WHAT IS NEEDED - Every line below should be repeated exactly.

Stored entries:
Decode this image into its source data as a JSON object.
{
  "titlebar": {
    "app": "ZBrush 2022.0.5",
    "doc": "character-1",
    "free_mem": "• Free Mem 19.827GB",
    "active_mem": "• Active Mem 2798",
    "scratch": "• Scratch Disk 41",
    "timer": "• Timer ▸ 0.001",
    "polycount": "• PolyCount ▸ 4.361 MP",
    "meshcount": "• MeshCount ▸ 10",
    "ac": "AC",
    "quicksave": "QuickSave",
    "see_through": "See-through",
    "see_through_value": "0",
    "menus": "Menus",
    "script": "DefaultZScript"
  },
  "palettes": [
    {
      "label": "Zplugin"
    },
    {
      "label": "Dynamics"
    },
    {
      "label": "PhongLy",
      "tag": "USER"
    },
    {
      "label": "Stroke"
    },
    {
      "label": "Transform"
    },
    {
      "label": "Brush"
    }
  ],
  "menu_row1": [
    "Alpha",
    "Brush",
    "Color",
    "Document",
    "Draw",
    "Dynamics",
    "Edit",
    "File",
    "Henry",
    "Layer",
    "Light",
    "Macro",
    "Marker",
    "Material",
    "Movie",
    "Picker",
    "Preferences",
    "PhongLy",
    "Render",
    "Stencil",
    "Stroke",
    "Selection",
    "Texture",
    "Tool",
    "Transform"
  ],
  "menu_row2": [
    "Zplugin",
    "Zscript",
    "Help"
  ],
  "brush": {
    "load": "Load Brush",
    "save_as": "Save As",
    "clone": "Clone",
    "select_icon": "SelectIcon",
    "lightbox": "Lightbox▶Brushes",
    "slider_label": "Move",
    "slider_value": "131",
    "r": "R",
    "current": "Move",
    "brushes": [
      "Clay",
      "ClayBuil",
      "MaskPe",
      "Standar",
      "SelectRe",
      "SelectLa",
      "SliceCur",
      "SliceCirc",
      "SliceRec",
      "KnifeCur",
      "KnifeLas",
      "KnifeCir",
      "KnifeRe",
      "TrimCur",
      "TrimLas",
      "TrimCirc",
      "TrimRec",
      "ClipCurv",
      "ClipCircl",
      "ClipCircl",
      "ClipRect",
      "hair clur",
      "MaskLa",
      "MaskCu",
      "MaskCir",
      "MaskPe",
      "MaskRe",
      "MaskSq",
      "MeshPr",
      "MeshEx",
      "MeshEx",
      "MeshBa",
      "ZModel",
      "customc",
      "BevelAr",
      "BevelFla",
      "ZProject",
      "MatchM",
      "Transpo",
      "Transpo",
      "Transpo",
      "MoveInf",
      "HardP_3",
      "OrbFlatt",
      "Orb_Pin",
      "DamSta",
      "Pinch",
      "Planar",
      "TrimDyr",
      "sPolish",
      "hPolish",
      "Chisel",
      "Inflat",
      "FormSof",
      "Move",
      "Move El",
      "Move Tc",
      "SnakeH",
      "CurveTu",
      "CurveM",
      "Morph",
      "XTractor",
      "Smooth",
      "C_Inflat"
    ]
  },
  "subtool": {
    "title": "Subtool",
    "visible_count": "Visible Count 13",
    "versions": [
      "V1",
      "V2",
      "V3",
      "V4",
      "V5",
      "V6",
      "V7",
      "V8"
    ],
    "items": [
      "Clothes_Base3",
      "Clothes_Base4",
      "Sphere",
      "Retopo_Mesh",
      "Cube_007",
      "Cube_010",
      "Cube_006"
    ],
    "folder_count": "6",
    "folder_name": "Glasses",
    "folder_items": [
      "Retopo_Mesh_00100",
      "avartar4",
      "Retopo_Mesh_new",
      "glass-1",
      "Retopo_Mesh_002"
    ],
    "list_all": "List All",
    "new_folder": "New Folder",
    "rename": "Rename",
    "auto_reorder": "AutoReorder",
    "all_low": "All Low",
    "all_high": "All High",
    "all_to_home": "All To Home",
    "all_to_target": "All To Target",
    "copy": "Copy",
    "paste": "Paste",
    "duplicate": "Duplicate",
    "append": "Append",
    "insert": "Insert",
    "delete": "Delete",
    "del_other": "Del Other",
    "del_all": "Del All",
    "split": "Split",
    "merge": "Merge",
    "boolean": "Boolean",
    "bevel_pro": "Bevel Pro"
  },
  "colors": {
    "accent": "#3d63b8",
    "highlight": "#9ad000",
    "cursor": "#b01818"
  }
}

FINISHED ANSWER -
Decode this image into its source data as a JSON object.
{
  "titlebar": {
    "app": "ZBrush 2022.0.5",
    "doc": "character-1",
    "free_mem": "• Free Mem 19.827GB",
    "active_mem": "• Active Mem 2798",
    "scratch": "• Scratch Disk 41",
    "timer": "• Timer ▸ 0.001",
    "polycount": "• PolyCount ▸ 4.361 MP",
    "meshcount": "• MeshCount ▸ 10",
    "ac": "AC",
    "quicksave": "QuickSave",
    "see_through": "See-through",
    "see_through_value": "0",
    "menus": "Menus",
    "script": "DefaultZScript"
  },
  "palettes": [
    {
      "label": "Zplugin"
    },
    {
      "label": "Dynamics"
    },
    {
      "label": "PhongLy",
      "tag": "USER"
    },
    {
      "label": "Stroke"
    },
    {
      "label": "Transform"
    },
    {
      "label": "Brush"
    }
  ],
  "menu_row1": [
    "Alpha",
    "Brush",
    "Color",
    "Document",
    "Draw",
    "Dynamics",
    "Edit",
    "File",
    "Henry",
    "Layer",
    "Light",
    "Macro",
    "Marker",
    "Material",
    "Movie",
    "Picker",
    "Preferences",
    "PhongLy",
    "Render",
    "Stencil",
    "Stroke",
    "Selection",
    "Texture",
    "Tool",
    "Transform"
  ],
  "menu_row2": [
    "Zplugin",
    "Zscript",
    "Help"
  ],
  "brush": {
    "load": "Load Brush",
    "save_as": "Save As",
    "clone": "Clone",
    "select_icon": "SelectIcon",
    "lightbox": "Lightbox▶Brushes",
    "slider_label": "Move",
    "slider_value": "131",
    "r": "R",
    "current": "Move",
    "brushes": [
      "Clay",
      "ClayBuil",
      "MaskPe",
      "Standar",
      "SelectRe",
      "SelectLa",
      "SliceCur",
      "SliceCirc",
      "SliceRec",
      "KnifeCur",
      "KnifeLas",
      "KnifeCir",
      "KnifeRe",
      "TrimCur",
      "TrimLas",
      "TrimCirc",
      "TrimRec",
      "ClipCurv",
      "ClipCircl",
      "ClipCircl",
      "ClipRect",
      "hair clur",
      "MaskLa",
      "MaskCu",
      "MaskCir",
      "MaskPe",
      "MaskRe",
      "MaskSq",
      "MeshPr",
      "MeshEx",
      "MeshEx",
      "MeshBa",
      "ZModel",
      "customc",
      "BevelAr",
      "BevelFla",
      "ZProject",
      "MatchM",
      "Transpo",
      "Transpo",
      "Transpo",
      "MoveInf",
      "HardP_3",
      "OrbFlatt",
      "Orb_Pin",
      "DamSta",
      "Pinch",
      "Planar",
      "TrimDyr",
      "sPolish",
      "hPolish",
      "Chisel",
      "Inflat",
      "FormSof",
      "Move",
      "Move El",
      "Move Tc",
      "SnakeH",
      "CurveTu",
      "CurveM",
      "Morph",
      "XTractor",
      "Smooth",
      "C_Inflat"
    ]
  },
  "subtool": {
    "title": "Subtool",
    "visible_count": "Visible Count 13",
    "versions": [
      "V1",
      "V2",
      "V3",
      "V4",
      "V5",
      "V6",
      "V7",
      "V8"
    ],
    "items": [
      "Clothes_Base3",
      "Clothes_Base4",
      "Sphere",
      "Retopo_Mesh",
      "Cube_007",
      "Cube_010",
      "Cube_006"
    ],
    "folder_count": "6",
    "folder_name": "Glasses",
    "folder_items": [
      "Retopo_Mesh_00100",
      "avartar4",
      "Retopo_Mesh_new",
      "glass-1",
      "Retopo_Mesh_002"
    ],
    "list_all": "List All",
    "new_folder": "New Folder",
    "rename": "Rename",
    "auto_reorder": "AutoReorder",
    "all_low": "All Low",
    "all_high": "All High",
    "all_to_home": "All To Home",
    "all_to_target": "All To Target",
    "copy": "Copy",
    "paste": "Paste",
    "duplicate": "Duplicate",
    "append": "Append",
    "insert": "Insert",
    "delete": "Delete",
    "del_other": "Del Other",
    "del_all": "Del All",
    "split": "Split",
    "merge": "Merge",
    "boolean": "Boolean",
    "bevel_pro": "Bevel Pro"
  },
  "colors": {
    "accent": "#3d63b8",
    "highlight": "#9ad000",
    "cursor": "#b01818"
  }
}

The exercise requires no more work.